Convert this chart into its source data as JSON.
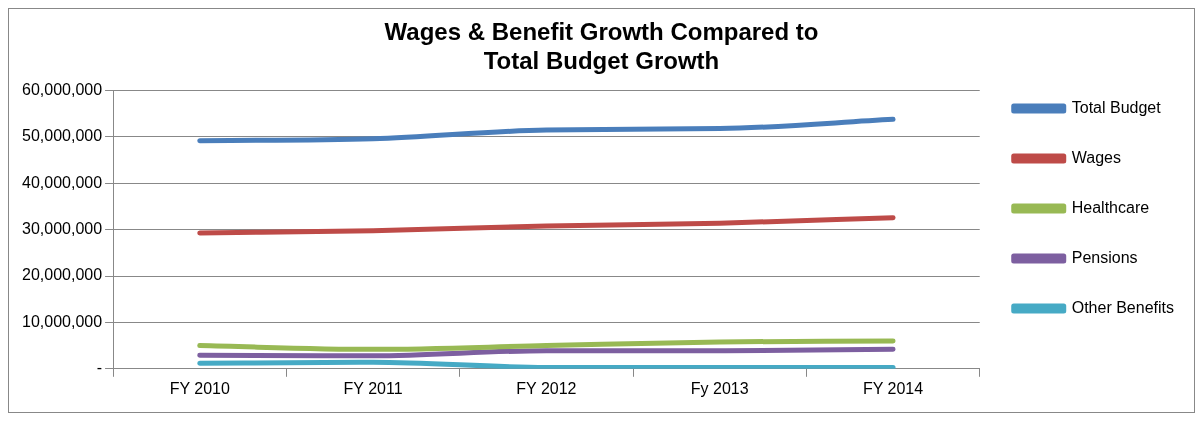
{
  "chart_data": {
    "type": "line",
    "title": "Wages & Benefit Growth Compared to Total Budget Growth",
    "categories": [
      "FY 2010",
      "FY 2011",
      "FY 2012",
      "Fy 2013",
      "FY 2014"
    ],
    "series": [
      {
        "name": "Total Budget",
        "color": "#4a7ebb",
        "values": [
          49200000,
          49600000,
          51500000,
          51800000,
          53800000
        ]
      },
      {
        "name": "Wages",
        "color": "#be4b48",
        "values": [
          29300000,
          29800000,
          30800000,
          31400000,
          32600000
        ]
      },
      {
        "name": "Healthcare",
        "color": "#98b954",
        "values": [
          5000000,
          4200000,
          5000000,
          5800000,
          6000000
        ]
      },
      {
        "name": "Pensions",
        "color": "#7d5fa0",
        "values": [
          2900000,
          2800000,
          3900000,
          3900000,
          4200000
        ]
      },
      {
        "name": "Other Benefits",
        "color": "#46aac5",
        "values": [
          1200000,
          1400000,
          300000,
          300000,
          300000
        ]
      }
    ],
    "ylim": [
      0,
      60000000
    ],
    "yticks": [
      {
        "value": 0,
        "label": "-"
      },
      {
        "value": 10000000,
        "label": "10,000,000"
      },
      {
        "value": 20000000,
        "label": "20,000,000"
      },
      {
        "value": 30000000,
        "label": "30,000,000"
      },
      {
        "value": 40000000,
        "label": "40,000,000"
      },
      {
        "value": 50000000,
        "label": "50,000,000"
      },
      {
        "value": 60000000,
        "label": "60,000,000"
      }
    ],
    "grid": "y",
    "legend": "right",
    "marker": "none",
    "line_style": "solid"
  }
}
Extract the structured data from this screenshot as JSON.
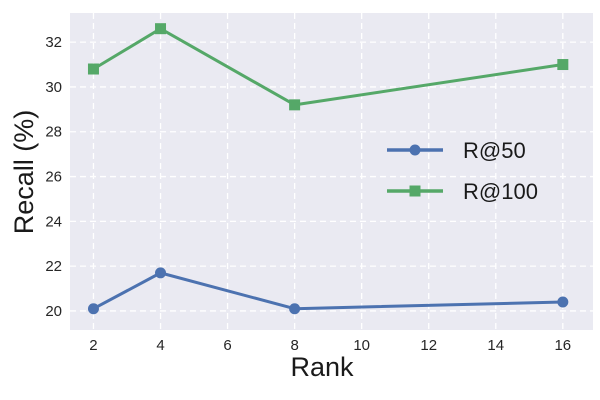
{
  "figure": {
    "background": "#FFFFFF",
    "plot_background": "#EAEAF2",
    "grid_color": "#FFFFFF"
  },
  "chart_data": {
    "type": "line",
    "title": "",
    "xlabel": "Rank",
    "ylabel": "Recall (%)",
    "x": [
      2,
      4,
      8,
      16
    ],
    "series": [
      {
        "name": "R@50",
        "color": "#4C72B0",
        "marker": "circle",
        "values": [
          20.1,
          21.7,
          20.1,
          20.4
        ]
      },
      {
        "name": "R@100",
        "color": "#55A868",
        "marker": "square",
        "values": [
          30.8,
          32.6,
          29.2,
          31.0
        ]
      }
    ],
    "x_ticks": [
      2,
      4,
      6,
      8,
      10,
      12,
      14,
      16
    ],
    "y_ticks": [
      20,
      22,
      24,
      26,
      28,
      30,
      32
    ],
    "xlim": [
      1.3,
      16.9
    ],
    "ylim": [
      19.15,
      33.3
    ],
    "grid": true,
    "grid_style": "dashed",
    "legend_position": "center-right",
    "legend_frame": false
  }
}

--

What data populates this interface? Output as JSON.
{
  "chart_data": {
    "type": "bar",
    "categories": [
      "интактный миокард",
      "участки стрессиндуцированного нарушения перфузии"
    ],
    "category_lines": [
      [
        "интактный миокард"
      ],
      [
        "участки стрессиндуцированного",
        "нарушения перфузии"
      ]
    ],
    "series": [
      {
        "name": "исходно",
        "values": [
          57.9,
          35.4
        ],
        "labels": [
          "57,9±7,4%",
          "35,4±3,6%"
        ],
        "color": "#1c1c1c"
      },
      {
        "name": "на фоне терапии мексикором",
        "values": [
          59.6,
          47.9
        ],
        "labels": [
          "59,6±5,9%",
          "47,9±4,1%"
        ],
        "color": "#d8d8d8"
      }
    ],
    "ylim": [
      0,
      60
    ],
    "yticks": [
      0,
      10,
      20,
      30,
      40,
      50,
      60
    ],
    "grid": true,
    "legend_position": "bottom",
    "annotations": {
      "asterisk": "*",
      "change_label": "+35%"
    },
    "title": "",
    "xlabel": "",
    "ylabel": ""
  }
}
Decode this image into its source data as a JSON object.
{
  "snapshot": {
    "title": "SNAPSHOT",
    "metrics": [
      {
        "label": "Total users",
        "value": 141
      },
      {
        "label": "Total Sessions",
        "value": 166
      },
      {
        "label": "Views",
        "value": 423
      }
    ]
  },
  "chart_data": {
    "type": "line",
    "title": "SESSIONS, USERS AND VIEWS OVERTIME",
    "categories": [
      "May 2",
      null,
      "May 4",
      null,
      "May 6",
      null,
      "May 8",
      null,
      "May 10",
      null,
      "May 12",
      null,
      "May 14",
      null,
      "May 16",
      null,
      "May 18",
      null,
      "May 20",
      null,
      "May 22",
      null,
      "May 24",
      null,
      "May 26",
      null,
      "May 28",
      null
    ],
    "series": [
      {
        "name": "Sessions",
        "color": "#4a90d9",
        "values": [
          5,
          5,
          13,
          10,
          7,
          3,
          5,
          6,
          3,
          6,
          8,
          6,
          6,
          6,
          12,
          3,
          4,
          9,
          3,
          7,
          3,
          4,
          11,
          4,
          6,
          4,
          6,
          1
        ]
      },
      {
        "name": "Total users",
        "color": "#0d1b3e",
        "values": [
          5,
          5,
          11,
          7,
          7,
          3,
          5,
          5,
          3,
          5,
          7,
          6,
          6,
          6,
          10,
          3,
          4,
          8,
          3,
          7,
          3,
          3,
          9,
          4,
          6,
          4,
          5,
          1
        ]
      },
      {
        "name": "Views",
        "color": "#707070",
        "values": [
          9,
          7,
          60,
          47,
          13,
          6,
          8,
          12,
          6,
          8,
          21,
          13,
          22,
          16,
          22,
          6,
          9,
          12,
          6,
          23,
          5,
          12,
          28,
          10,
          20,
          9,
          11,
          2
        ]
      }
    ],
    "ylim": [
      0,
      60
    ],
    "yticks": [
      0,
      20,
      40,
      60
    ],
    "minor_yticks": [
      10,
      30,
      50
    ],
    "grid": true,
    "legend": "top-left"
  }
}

--

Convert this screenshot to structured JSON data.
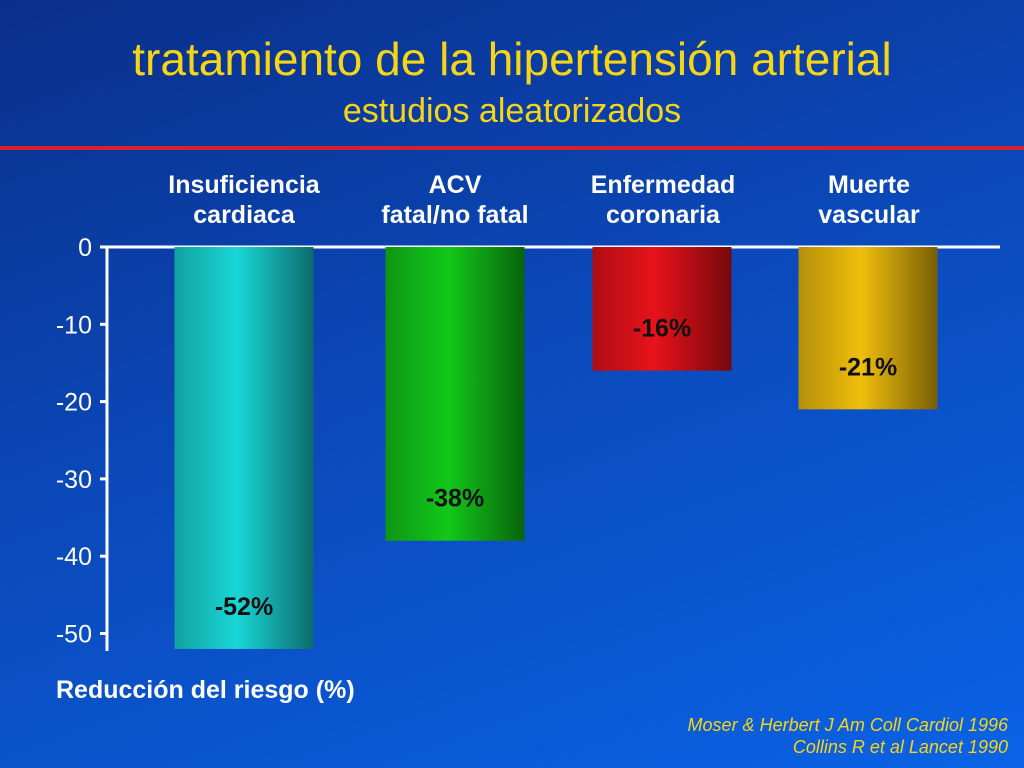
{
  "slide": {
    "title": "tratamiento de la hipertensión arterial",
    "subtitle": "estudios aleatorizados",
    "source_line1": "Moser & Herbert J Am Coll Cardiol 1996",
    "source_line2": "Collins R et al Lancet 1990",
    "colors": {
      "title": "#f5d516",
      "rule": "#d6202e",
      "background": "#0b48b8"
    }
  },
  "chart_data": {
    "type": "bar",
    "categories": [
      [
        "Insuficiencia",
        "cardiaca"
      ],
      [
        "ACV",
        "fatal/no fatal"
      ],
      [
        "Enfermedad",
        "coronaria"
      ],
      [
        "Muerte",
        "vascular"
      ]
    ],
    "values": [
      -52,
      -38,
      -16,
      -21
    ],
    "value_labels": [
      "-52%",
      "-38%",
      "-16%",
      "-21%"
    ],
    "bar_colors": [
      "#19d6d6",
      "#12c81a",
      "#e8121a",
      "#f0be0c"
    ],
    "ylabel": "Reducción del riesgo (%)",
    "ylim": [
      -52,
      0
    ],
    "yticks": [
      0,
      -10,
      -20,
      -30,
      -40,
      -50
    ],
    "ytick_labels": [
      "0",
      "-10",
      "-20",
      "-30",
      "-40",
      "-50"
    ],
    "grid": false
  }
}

* INSTRUCTIONS TO FOLLOW *
For the entries above, count the lines that contain the string "Convert", and state that number without further comment.

* REPLY TO THE EXERCISE *
2